start Entries provided
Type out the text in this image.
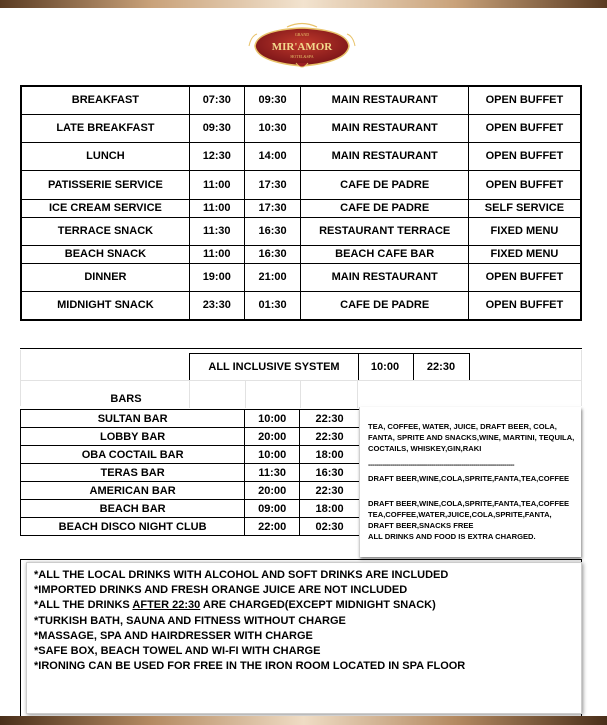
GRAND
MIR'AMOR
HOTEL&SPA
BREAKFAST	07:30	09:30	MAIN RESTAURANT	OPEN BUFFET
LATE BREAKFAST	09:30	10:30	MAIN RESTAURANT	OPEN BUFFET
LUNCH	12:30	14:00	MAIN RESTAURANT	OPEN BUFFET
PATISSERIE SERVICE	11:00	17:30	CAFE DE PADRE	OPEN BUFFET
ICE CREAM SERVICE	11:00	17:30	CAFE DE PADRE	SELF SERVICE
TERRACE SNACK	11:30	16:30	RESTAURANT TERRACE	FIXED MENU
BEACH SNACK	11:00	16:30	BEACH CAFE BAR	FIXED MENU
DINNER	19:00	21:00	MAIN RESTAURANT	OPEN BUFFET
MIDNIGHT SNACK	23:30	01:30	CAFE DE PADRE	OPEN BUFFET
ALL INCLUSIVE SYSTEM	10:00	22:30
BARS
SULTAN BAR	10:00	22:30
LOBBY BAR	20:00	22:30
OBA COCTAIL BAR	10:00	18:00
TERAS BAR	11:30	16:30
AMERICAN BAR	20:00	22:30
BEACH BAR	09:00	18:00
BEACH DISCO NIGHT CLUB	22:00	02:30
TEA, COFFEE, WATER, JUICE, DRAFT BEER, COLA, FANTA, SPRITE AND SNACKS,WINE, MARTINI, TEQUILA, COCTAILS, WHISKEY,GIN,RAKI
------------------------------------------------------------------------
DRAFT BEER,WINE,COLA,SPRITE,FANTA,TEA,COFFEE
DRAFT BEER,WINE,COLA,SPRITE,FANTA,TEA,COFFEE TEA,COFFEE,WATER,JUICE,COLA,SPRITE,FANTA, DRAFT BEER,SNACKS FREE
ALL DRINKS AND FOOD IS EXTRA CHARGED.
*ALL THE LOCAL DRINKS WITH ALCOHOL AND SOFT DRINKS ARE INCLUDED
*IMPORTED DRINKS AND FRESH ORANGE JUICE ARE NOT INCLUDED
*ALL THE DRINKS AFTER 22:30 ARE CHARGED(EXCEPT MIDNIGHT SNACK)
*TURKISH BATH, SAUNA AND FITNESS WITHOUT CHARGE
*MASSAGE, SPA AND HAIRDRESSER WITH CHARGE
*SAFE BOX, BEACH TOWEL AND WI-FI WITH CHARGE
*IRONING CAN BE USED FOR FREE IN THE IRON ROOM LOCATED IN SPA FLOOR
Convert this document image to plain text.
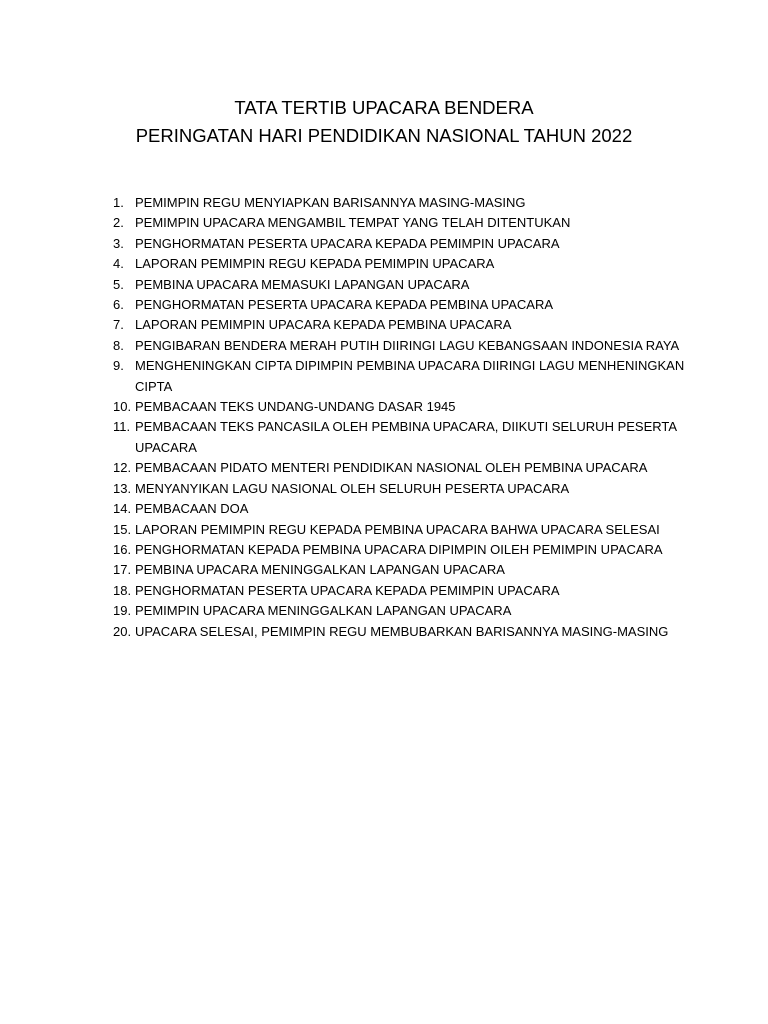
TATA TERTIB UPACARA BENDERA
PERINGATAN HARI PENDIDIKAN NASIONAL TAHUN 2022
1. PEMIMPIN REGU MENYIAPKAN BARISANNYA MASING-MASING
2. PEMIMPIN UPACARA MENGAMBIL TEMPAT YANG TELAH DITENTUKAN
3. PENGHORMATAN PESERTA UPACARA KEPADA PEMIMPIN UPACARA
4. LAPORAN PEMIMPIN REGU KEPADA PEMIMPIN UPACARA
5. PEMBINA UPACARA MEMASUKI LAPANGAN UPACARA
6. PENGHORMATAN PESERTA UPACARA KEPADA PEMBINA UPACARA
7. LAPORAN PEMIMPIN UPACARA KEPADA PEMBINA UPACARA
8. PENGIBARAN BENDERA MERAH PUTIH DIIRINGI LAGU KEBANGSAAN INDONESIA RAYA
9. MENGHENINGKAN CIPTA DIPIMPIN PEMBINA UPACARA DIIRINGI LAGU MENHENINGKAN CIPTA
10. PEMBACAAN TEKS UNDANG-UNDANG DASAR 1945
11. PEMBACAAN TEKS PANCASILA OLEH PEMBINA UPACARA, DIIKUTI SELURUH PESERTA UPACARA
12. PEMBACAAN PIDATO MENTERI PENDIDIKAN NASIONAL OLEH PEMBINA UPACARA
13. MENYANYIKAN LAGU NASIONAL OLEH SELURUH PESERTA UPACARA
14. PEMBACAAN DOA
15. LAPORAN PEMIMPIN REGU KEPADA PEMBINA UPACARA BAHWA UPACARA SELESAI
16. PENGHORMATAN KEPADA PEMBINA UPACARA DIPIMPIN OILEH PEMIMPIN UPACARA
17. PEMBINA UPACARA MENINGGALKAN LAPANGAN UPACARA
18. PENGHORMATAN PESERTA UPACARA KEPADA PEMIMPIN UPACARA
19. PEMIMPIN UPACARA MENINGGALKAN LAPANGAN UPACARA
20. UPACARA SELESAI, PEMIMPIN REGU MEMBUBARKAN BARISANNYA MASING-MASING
end Entries provided
start Entries provided
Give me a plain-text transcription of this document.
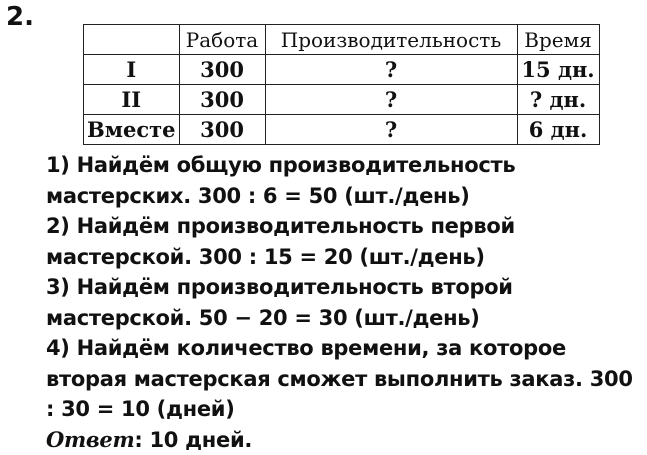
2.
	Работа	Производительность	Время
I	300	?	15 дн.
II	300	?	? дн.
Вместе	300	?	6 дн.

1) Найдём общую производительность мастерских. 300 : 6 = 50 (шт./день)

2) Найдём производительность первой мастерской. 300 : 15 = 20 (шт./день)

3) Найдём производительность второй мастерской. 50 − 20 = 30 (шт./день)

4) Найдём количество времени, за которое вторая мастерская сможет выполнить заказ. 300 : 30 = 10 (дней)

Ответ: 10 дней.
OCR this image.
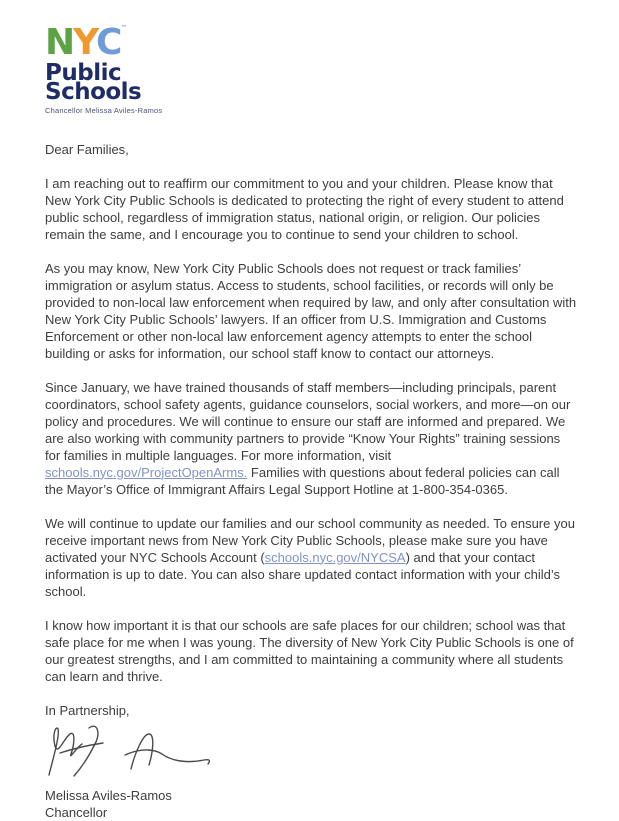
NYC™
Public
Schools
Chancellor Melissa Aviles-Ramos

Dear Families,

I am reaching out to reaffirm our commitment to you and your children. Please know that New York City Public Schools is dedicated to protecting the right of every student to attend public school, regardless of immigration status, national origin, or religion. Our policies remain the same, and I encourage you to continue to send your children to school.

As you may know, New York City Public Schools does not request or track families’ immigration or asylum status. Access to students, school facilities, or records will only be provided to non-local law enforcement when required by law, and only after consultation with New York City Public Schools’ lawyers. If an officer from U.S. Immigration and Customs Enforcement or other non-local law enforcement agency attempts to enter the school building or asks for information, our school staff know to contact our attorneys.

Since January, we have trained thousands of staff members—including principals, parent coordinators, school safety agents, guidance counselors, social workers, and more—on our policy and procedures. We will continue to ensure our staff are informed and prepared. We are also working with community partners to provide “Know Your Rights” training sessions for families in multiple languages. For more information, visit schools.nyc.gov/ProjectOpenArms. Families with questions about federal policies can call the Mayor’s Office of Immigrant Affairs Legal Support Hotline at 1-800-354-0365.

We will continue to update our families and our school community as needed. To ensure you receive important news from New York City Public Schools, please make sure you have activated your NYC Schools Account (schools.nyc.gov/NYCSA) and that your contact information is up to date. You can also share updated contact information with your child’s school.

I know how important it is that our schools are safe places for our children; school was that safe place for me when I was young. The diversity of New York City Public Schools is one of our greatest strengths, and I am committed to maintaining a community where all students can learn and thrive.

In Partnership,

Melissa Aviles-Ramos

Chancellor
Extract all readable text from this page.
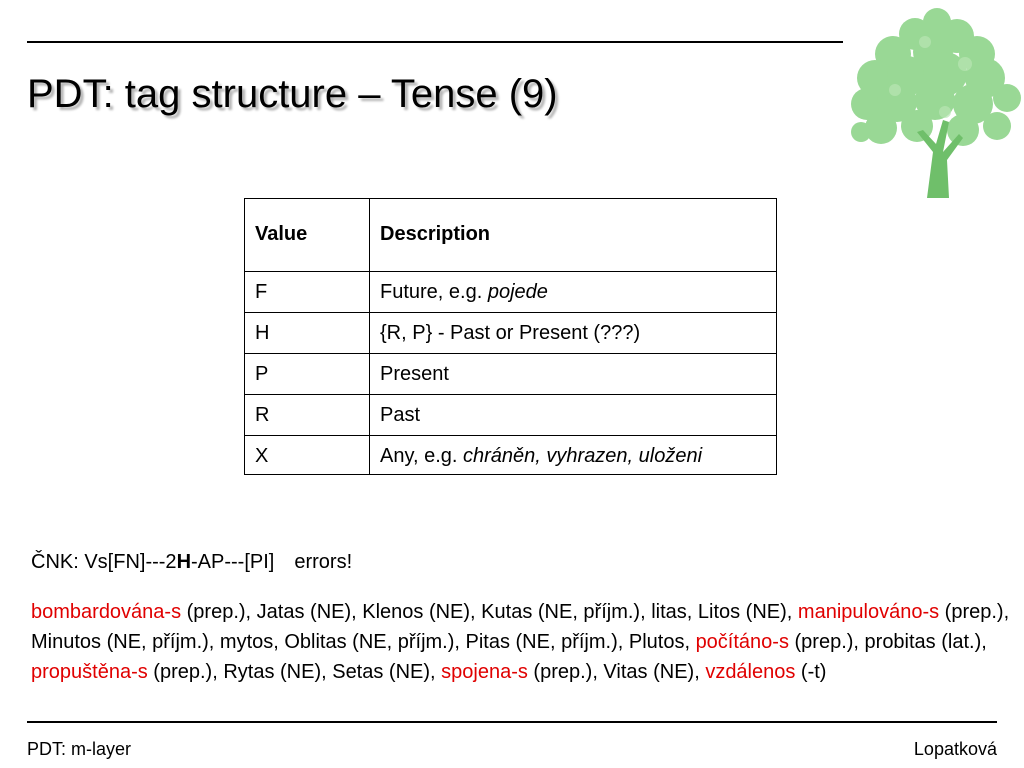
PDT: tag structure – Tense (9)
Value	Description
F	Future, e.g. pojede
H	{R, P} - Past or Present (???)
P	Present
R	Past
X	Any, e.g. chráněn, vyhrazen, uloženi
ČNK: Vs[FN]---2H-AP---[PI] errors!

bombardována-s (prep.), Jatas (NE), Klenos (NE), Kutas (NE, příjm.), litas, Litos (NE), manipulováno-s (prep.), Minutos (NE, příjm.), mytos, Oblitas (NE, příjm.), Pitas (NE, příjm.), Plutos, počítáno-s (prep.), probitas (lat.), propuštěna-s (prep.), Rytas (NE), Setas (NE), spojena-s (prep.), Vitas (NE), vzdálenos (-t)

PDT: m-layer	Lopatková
end Entries provided
Extract every line above containing the word "COFFEE".

Correct response:
TEA, COFFEE, WATER, JUICE, DRAFT BEER, COLA, FANTA, SPRITE AND SNACKS,WINE, MARTINI, TEQUILA, COCTAILS, WHISKEY,GIN,RAKI
DRAFT BEER,WINE,COLA,SPRITE,FANTA,TEA,COFFEE
DRAFT BEER,WINE,COLA,SPRITE,FANTA,TEA,COFFEE TEA,COFFEE,WATER,JUICE,COLA,SPRITE,FANTA, DRAFT BEER,SNACKS FREE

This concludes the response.